>> BEGIN Given information
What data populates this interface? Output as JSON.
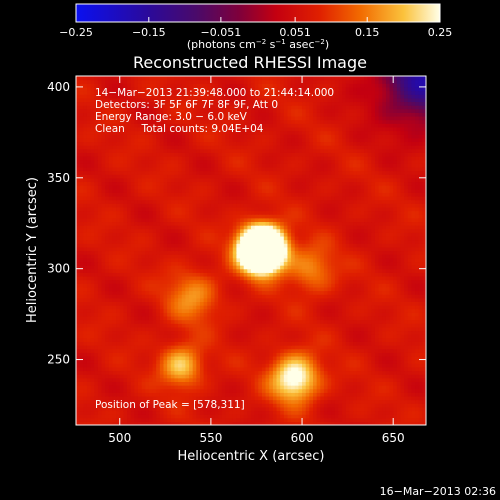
{
  "chart_data": {
    "type": "heatmap",
    "title": "Reconstructed RHESSI Image",
    "xlabel": "Heliocentric X (arcsec)",
    "ylabel": "Heliocentric Y (arcsec)",
    "xlim": [
      476,
      668
    ],
    "ylim": [
      214,
      406
    ],
    "x_ticks": [
      500,
      550,
      600,
      650
    ],
    "y_ticks": [
      250,
      300,
      350,
      400
    ],
    "x_tick_labels": [
      "500",
      "550",
      "600",
      "650"
    ],
    "y_tick_labels": [
      "250",
      "300",
      "350",
      "400"
    ],
    "colorbar": {
      "range": [
        -0.25,
        0.25
      ],
      "ticks": [
        -0.25,
        -0.15,
        -0.051,
        0.051,
        0.15,
        0.25
      ],
      "tick_labels": [
        "−0.25",
        "−0.15",
        "−0.051",
        "0.051",
        "0.15",
        "0.25"
      ],
      "units_parts": [
        "(photons cm",
        "−2",
        " s",
        "−1",
        " asec",
        "−2",
        ")"
      ]
    },
    "annotations": [
      "14−Mar−2013 21:39:48.000 to 21:44:14.000",
      "Detectors: 3F 5F 6F 7F 8F 9F, Att 0",
      "Energy Range: 3.0 − 6.0 keV",
      "Clean     Total counts: 9.04E+04"
    ],
    "peak_label": "Position of Peak = [578,311]",
    "peak": {
      "x": 578,
      "y": 311,
      "value": 0.25
    },
    "sources": [
      {
        "x": 578,
        "y": 311,
        "amp": 0.7,
        "sigma": 8
      },
      {
        "x": 596,
        "y": 240,
        "amp": 0.22,
        "sigma": 9
      },
      {
        "x": 534,
        "y": 247,
        "amp": 0.15,
        "sigma": 8
      },
      {
        "x": 540,
        "y": 285,
        "amp": 0.1,
        "sigma": 10
      },
      {
        "x": 605,
        "y": 300,
        "amp": 0.1,
        "sigma": 9
      }
    ],
    "background_level": 0.065,
    "footer": "16−Mar−2013 02:36"
  }
}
>> END Given information
[Exercise instructions] From the data above, write out everything exactly except the pictures.

[Problem solution]
What data populates this interface? Output as JSON.
{
  "chart_data": {
    "type": "heatmap",
    "title": "Reconstructed RHESSI Image",
    "xlabel": "Heliocentric X (arcsec)",
    "ylabel": "Heliocentric Y (arcsec)",
    "xlim": [
      476,
      668
    ],
    "ylim": [
      214,
      406
    ],
    "x_ticks": [
      500,
      550,
      600,
      650
    ],
    "y_ticks": [
      250,
      300,
      350,
      400
    ],
    "x_tick_labels": [
      "500",
      "550",
      "600",
      "650"
    ],
    "y_tick_labels": [
      "250",
      "300",
      "350",
      "400"
    ],
    "colorbar": {
      "range": [
        -0.25,
        0.25
      ],
      "ticks": [
        -0.25,
        -0.15,
        -0.051,
        0.051,
        0.15,
        0.25
      ],
      "tick_labels": [
        "−0.25",
        "−0.15",
        "−0.051",
        "0.051",
        "0.15",
        "0.25"
      ],
      "units_parts": [
        "(photons cm",
        "−2",
        " s",
        "−1",
        " asec",
        "−2",
        ")"
      ]
    },
    "annotations": [
      "14−Mar−2013 21:39:48.000 to 21:44:14.000",
      "Detectors: 3F 5F 6F 7F 8F 9F, Att 0",
      "Energy Range: 3.0 − 6.0 keV",
      "Clean     Total counts: 9.04E+04"
    ],
    "peak_label": "Position of Peak = [578,311]",
    "peak": {
      "x": 578,
      "y": 311,
      "value": 0.25
    },
    "sources": [
      {
        "x": 578,
        "y": 311,
        "amp": 0.7,
        "sigma": 8
      },
      {
        "x": 596,
        "y": 240,
        "amp": 0.22,
        "sigma": 9
      },
      {
        "x": 534,
        "y": 247,
        "amp": 0.15,
        "sigma": 8
      },
      {
        "x": 540,
        "y": 285,
        "amp": 0.1,
        "sigma": 10
      },
      {
        "x": 605,
        "y": 300,
        "amp": 0.1,
        "sigma": 9
      }
    ],
    "background_level": 0.065,
    "footer": "16−Mar−2013 02:36"
  }
}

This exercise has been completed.